**** RECORDED DATA ****

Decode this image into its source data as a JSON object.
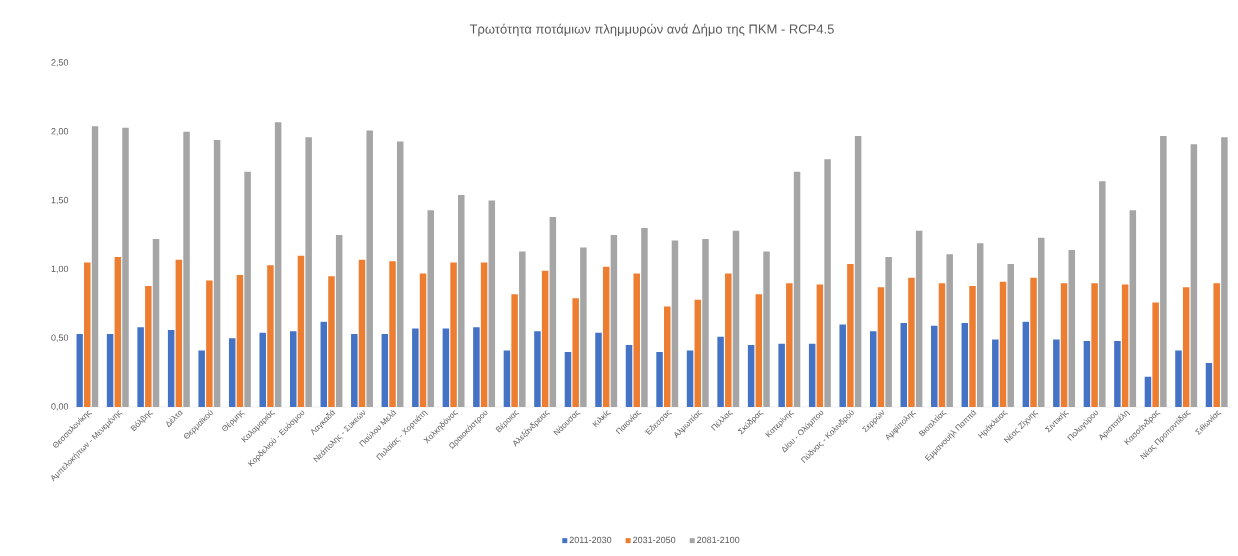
{
  "chart_data": {
    "type": "bar",
    "title": "Τρωτότητα ποτάμιων πλημμυρών ανά Δήμο της ΠΚΜ - RCP4.5",
    "categories": [
      "Θεσσαλονίκης",
      "Αμπελοκήπων - Μενεμένης",
      "Βόλβης",
      "Δέλτα",
      "Θερμαϊκού",
      "Θέρμης",
      "Καλαμαριάς",
      "Κορδελιού - Ευόσμου",
      "Λαγκαδά",
      "Νεάπολης - Συκεών",
      "Παύλου Μελά",
      "Πυλαίας - Χορτιάτη",
      "Χαλκηδόνος",
      "Ωραιοκάστρου",
      "Βέροιας",
      "Αλεξάνδρειας",
      "Νάουσας",
      "Κιλκίς",
      "Παιονίας",
      "Έδεσσας",
      "Αλμωπίας",
      "Πέλλας",
      "Σκύδρας",
      "Κατερίνης",
      "Δίου - Ολύμπου",
      "Πύδνας - Κολινδρού",
      "Σερρών",
      "Αμφίπολης",
      "Βισαλτίας",
      "Εμμανουήλ Παππά",
      "Ηράκλειας",
      "Νέας Ζίχνης",
      "Σιντικής",
      "Πολυγύρου",
      "Αριστοτέλη",
      "Κασσάνδρας",
      "Νέας Προποντίδας",
      "Σιθωνίας"
    ],
    "series": [
      {
        "name": "2011-2030",
        "color": "#4472c4",
        "values": [
          0.53,
          0.53,
          0.58,
          0.56,
          0.41,
          0.5,
          0.54,
          0.55,
          0.62,
          0.53,
          0.53,
          0.57,
          0.57,
          0.58,
          0.41,
          0.55,
          0.4,
          0.54,
          0.45,
          0.4,
          0.41,
          0.51,
          0.45,
          0.46,
          0.46,
          0.6,
          0.55,
          0.61,
          0.59,
          0.61,
          0.49,
          0.62,
          0.49,
          0.48,
          0.48,
          0.22,
          0.41,
          0.32
        ]
      },
      {
        "name": "2031-2050",
        "color": "#ed7d31",
        "values": [
          1.05,
          1.09,
          0.88,
          1.07,
          0.92,
          0.96,
          1.03,
          1.1,
          0.95,
          1.07,
          1.06,
          0.97,
          1.05,
          1.05,
          0.82,
          0.99,
          0.79,
          1.02,
          0.97,
          0.73,
          0.78,
          0.97,
          0.82,
          0.9,
          0.89,
          1.04,
          0.87,
          0.94,
          0.9,
          0.88,
          0.91,
          0.94,
          0.9,
          0.9,
          0.89,
          0.76,
          0.87,
          0.9
        ]
      },
      {
        "name": "2081-2100",
        "color": "#a5a5a5",
        "values": [
          2.04,
          2.03,
          1.22,
          2.0,
          1.94,
          1.71,
          2.07,
          1.96,
          1.25,
          2.01,
          1.93,
          1.43,
          1.54,
          1.5,
          1.13,
          1.38,
          1.16,
          1.25,
          1.3,
          1.21,
          1.22,
          1.28,
          1.13,
          1.71,
          1.8,
          1.97,
          1.09,
          1.28,
          1.11,
          1.19,
          1.04,
          1.23,
          1.14,
          1.64,
          1.43,
          1.97,
          1.91,
          1.96
        ]
      }
    ],
    "ylim": [
      0,
      2.5
    ],
    "yticks": [
      {
        "value": 0,
        "label": "0,00"
      },
      {
        "value": 0.5,
        "label": "0,50"
      },
      {
        "value": 1,
        "label": "1,00"
      },
      {
        "value": 1.5,
        "label": "1,50"
      },
      {
        "value": 2,
        "label": "2,00"
      },
      {
        "value": 2.5,
        "label": "2,50"
      }
    ],
    "grid": false,
    "legend": "bottom"
  }
}
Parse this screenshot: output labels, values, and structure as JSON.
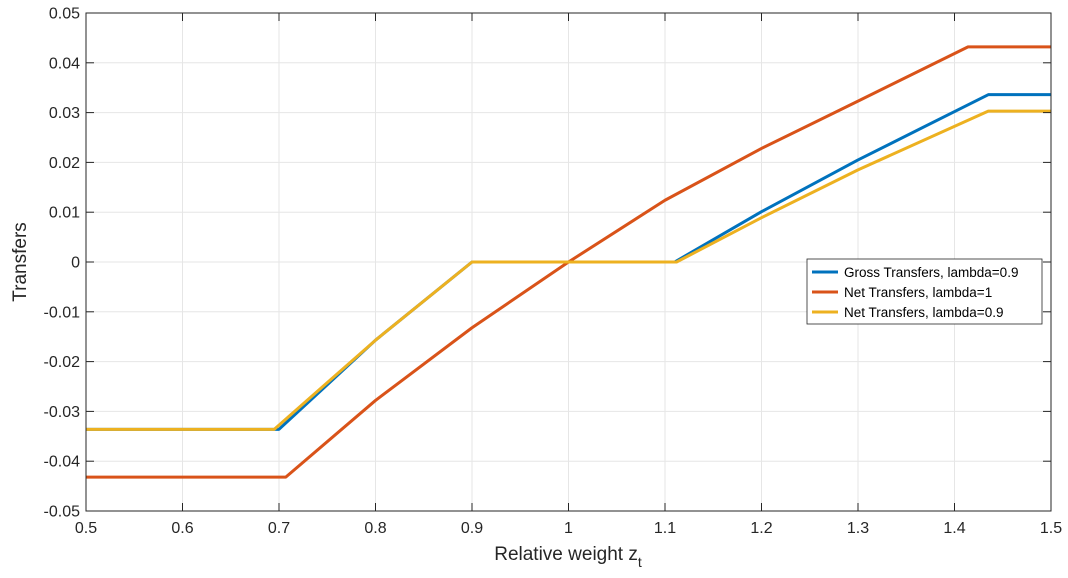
{
  "chart_data": {
    "type": "line",
    "xlabel": "Relative weight z",
    "xlabel_subscript": "t",
    "ylabel": "Transfers",
    "xlim": [
      0.5,
      1.5
    ],
    "ylim": [
      -0.05,
      0.05
    ],
    "xticks": [
      0.5,
      0.6,
      0.7,
      0.8,
      0.9,
      1,
      1.1,
      1.2,
      1.3,
      1.4,
      1.5
    ],
    "xtick_labels": [
      "0.5",
      "0.6",
      "0.7",
      "0.8",
      "0.9",
      "1",
      "1.1",
      "1.2",
      "1.3",
      "1.4",
      "1.5"
    ],
    "yticks": [
      -0.05,
      -0.04,
      -0.03,
      -0.02,
      -0.01,
      0,
      0.01,
      0.02,
      0.03,
      0.04,
      0.05
    ],
    "ytick_labels": [
      "-0.05",
      "-0.04",
      "-0.03",
      "-0.02",
      "-0.01",
      "0",
      "0.01",
      "0.02",
      "0.03",
      "0.04",
      "0.05"
    ],
    "grid": true,
    "legend_position": "right-middle",
    "series": [
      {
        "name": "Gross Transfers, lambda=0.9",
        "color": "#0072BD",
        "x": [
          0.5,
          0.7,
          0.8,
          0.9,
          1.0,
          1.11,
          1.2,
          1.3,
          1.435,
          1.5
        ],
        "y": [
          -0.0336,
          -0.0336,
          -0.0157,
          0,
          0,
          0,
          0.0101,
          0.0205,
          0.0336,
          0.0336
        ]
      },
      {
        "name": "Net Transfers, lambda=1",
        "color": "#D95319",
        "x": [
          0.5,
          0.707,
          0.8,
          0.9,
          1.0,
          1.1,
          1.2,
          1.3,
          1.414,
          1.5
        ],
        "y": [
          -0.0432,
          -0.0432,
          -0.0278,
          -0.0132,
          0,
          0.0124,
          0.0228,
          0.0323,
          0.0432,
          0.0432
        ]
      },
      {
        "name": "Net Transfers, lambda=0.9",
        "color": "#EDB120",
        "x": [
          0.5,
          0.695,
          0.8,
          0.9,
          1.0,
          1.112,
          1.2,
          1.3,
          1.435,
          1.5
        ],
        "y": [
          -0.0336,
          -0.0336,
          -0.0157,
          0,
          0,
          0,
          0.0089,
          0.0185,
          0.0303,
          0.0303
        ]
      }
    ]
  }
}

****

◆ **INSTRUCTION**: Write out every line from the entries where "Transfers" appears.

◆ **SOLUTION**:
    "ylabel": "Transfers",
        "name": "Gross Transfers, lambda=0.9",
        "name": "Net Transfers, lambda=1",
        "name": "Net Transfers, lambda=0.9",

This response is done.